----- Data supplied

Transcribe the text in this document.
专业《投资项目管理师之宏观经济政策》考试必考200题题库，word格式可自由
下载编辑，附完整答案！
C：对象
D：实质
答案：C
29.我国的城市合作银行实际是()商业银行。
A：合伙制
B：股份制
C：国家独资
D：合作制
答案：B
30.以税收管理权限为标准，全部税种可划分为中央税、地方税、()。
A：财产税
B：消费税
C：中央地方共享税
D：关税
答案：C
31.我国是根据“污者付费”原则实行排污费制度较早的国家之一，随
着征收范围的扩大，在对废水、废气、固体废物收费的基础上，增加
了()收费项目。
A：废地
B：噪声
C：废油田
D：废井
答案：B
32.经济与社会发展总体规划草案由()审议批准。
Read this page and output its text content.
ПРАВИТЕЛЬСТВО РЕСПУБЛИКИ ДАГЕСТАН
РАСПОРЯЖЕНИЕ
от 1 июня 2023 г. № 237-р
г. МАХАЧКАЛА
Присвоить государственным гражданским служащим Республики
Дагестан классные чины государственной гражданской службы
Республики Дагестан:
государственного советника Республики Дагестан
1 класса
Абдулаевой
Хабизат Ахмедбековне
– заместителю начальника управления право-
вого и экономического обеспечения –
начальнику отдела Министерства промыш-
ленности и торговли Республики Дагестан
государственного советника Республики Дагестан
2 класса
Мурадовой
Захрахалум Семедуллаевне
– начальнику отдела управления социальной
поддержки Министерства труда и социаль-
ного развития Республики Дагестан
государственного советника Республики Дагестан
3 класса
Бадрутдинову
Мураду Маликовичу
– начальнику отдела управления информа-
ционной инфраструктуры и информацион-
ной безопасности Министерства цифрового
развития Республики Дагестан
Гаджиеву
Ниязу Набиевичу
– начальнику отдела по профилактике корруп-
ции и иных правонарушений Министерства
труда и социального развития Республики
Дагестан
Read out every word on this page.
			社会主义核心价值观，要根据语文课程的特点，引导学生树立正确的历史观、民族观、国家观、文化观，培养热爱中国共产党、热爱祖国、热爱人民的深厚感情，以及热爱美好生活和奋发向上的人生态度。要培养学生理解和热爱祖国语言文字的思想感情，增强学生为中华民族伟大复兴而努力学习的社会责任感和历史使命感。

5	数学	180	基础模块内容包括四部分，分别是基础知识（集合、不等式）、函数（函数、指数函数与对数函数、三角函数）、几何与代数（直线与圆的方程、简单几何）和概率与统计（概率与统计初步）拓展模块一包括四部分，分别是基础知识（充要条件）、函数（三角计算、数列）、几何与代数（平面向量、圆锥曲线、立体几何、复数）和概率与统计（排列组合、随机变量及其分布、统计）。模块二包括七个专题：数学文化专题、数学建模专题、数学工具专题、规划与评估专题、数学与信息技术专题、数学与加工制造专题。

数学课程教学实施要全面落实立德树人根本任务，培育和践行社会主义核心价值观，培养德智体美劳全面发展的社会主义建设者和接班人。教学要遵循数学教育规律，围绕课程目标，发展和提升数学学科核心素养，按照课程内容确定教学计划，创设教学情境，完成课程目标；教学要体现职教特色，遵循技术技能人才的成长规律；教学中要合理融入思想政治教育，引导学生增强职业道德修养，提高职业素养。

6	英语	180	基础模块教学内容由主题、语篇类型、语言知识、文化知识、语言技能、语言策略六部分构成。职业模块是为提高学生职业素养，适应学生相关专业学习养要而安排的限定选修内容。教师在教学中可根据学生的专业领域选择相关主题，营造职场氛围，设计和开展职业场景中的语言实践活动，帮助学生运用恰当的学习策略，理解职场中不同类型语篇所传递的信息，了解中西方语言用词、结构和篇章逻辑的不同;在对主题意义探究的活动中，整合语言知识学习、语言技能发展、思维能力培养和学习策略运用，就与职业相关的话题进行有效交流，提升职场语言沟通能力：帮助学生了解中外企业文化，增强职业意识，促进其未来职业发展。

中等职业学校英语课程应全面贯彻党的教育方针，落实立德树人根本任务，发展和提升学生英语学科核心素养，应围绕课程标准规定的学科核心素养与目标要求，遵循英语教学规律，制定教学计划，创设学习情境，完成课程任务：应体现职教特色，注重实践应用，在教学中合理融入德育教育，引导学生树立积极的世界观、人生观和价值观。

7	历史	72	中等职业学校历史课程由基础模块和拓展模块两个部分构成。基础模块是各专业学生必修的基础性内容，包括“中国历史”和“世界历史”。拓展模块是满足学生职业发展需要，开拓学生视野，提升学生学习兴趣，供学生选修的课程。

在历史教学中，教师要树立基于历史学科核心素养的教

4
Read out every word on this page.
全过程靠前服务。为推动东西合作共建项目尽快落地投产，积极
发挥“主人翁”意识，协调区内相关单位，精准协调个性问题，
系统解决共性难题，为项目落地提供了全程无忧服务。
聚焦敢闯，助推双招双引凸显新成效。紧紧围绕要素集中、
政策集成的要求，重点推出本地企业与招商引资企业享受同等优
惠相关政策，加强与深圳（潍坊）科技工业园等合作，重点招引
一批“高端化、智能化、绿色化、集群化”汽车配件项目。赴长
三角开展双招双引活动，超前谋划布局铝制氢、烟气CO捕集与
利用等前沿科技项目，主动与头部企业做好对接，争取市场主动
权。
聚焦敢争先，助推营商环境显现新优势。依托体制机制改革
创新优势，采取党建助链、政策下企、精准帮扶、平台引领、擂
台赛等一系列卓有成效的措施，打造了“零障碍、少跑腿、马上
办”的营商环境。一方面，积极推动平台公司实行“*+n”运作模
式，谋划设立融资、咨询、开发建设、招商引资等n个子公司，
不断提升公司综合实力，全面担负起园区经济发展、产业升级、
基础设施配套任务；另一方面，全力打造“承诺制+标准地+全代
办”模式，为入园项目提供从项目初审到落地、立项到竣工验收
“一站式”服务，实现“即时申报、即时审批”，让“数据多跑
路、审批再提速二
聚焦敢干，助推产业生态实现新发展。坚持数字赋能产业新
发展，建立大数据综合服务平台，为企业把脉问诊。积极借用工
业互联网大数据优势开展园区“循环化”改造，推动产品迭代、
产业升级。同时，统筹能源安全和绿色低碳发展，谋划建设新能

----------

**Task prompt:**
Retype all the records, matching them exactly.

**Task solution:**
Transcribe the text in this document.
专业《投资项目管理师之宏观经济政策》考试必考200题题库，word格式可自由
下载编辑，附完整答案！
C：对象
D：实质
答案：C
29.我国的城市合作银行实际是()商业银行。
A：合伙制
B：股份制
C：国家独资
D：合作制
答案：B
30.以税收管理权限为标准，全部税种可划分为中央税、地方税、()。
A：财产税
B：消费税
C：中央地方共享税
D：关税
答案：C
31.我国是根据“污者付费”原则实行排污费制度较早的国家之一，随
着征收范围的扩大，在对废水、废气、固体废物收费的基础上，增加
了()收费项目。
A：废地
B：噪声
C：废油田
D：废井
答案：B
32.经济与社会发展总体规划草案由()审议批准。
Read this page and output its text content.
ПРАВИТЕЛЬСТВО РЕСПУБЛИКИ ДАГЕСТАН
РАСПОРЯЖЕНИЕ
от 1 июня 2023 г. № 237-р
г. МАХАЧКАЛА
Присвоить государственным гражданским служащим Республики
Дагестан классные чины государственной гражданской службы
Республики Дагестан:
государственного советника Республики Дагестан
1 класса
Абдулаевой
Хабизат Ахмедбековне
– заместителю начальника управления право-
вого и экономического обеспечения –
начальнику отдела Министерства промыш-
ленности и торговли Республики Дагестан
государственного советника Республики Дагестан
2 класса
Мурадовой
Захрахалум Семедуллаевне
– начальнику отдела управления социальной
поддержки Министерства труда и социаль-
ного развития Республики Дагестан
государственного советника Республики Дагестан
3 класса
Бадрутдинову
Мураду Маликовичу
– начальнику отдела управления информа-
ционной инфраструктуры и информацион-
ной безопасности Министерства цифрового
развития Республики Дагестан
Гаджиеву
Ниязу Набиевичу
– начальнику отдела по профилактике корруп-
ции и иных правонарушений Министерства
труда и социального развития Республики
Дагестан
Read out every word on this page.
			社会主义核心价值观，要根据语文课程的特点，引导学生树立正确的历史观、民族观、国家观、文化观，培养热爱中国共产党、热爱祖国、热爱人民的深厚感情，以及热爱美好生活和奋发向上的人生态度。要培养学生理解和热爱祖国语言文字的思想感情，增强学生为中华民族伟大复兴而努力学习的社会责任感和历史使命感。

5	数学	180	基础模块内容包括四部分，分别是基础知识（集合、不等式）、函数（函数、指数函数与对数函数、三角函数）、几何与代数（直线与圆的方程、简单几何）和概率与统计（概率与统计初步）拓展模块一包括四部分，分别是基础知识（充要条件）、函数（三角计算、数列）、几何与代数（平面向量、圆锥曲线、立体几何、复数）和概率与统计（排列组合、随机变量及其分布、统计）。模块二包括七个专题：数学文化专题、数学建模专题、数学工具专题、规划与评估专题、数学与信息技术专题、数学与加工制造专题。

数学课程教学实施要全面落实立德树人根本任务，培育和践行社会主义核心价值观，培养德智体美劳全面发展的社会主义建设者和接班人。教学要遵循数学教育规律，围绕课程目标，发展和提升数学学科核心素养，按照课程内容确定教学计划，创设教学情境，完成课程目标；教学要体现职教特色，遵循技术技能人才的成长规律；教学中要合理融入思想政治教育，引导学生增强职业道德修养，提高职业素养。

6	英语	180	基础模块教学内容由主题、语篇类型、语言知识、文化知识、语言技能、语言策略六部分构成。职业模块是为提高学生职业素养，适应学生相关专业学习养要而安排的限定选修内容。教师在教学中可根据学生的专业领域选择相关主题，营造职场氛围，设计和开展职业场景中的语言实践活动，帮助学生运用恰当的学习策略，理解职场中不同类型语篇所传递的信息，了解中西方语言用词、结构和篇章逻辑的不同;在对主题意义探究的活动中，整合语言知识学习、语言技能发展、思维能力培养和学习策略运用，就与职业相关的话题进行有效交流，提升职场语言沟通能力：帮助学生了解中外企业文化，增强职业意识，促进其未来职业发展。

中等职业学校英语课程应全面贯彻党的教育方针，落实立德树人根本任务，发展和提升学生英语学科核心素养，应围绕课程标准规定的学科核心素养与目标要求，遵循英语教学规律，制定教学计划，创设学习情境，完成课程任务：应体现职教特色，注重实践应用，在教学中合理融入德育教育，引导学生树立积极的世界观、人生观和价值观。

7	历史	72	中等职业学校历史课程由基础模块和拓展模块两个部分构成。基础模块是各专业学生必修的基础性内容，包括“中国历史”和“世界历史”。拓展模块是满足学生职业发展需要，开拓学生视野，提升学生学习兴趣，供学生选修的课程。

在历史教学中，教师要树立基于历史学科核心素养的教

4
Read out every word on this page.
全过程靠前服务。为推动东西合作共建项目尽快落地投产，积极
发挥“主人翁”意识，协调区内相关单位，精准协调个性问题，
系统解决共性难题，为项目落地提供了全程无忧服务。
聚焦敢闯，助推双招双引凸显新成效。紧紧围绕要素集中、
政策集成的要求，重点推出本地企业与招商引资企业享受同等优
惠相关政策，加强与深圳（潍坊）科技工业园等合作，重点招引
一批“高端化、智能化、绿色化、集群化”汽车配件项目。赴长
三角开展双招双引活动，超前谋划布局铝制氢、烟气CO捕集与
利用等前沿科技项目，主动与头部企业做好对接，争取市场主动
权。
聚焦敢争先，助推营商环境显现新优势。依托体制机制改革
创新优势，采取党建助链、政策下企、精准帮扶、平台引领、擂
台赛等一系列卓有成效的措施，打造了“零障碍、少跑腿、马上
办”的营商环境。一方面，积极推动平台公司实行“*+n”运作模
式，谋划设立融资、咨询、开发建设、招商引资等n个子公司，
不断提升公司综合实力，全面担负起园区经济发展、产业升级、
基础设施配套任务；另一方面，全力打造“承诺制+标准地+全代
办”模式，为入园项目提供从项目初审到落地、立项到竣工验收
“一站式”服务，实现“即时申报、即时审批”，让“数据多跑
路、审批再提速二
聚焦敢干，助推产业生态实现新发展。坚持数字赋能产业新
发展，建立大数据综合服务平台，为企业把脉问诊。积极借用工
业互联网大数据优势开展园区“循环化”改造，推动产品迭代、
产业升级。同时，统筹能源安全和绿色低碳发展，谋划建设新能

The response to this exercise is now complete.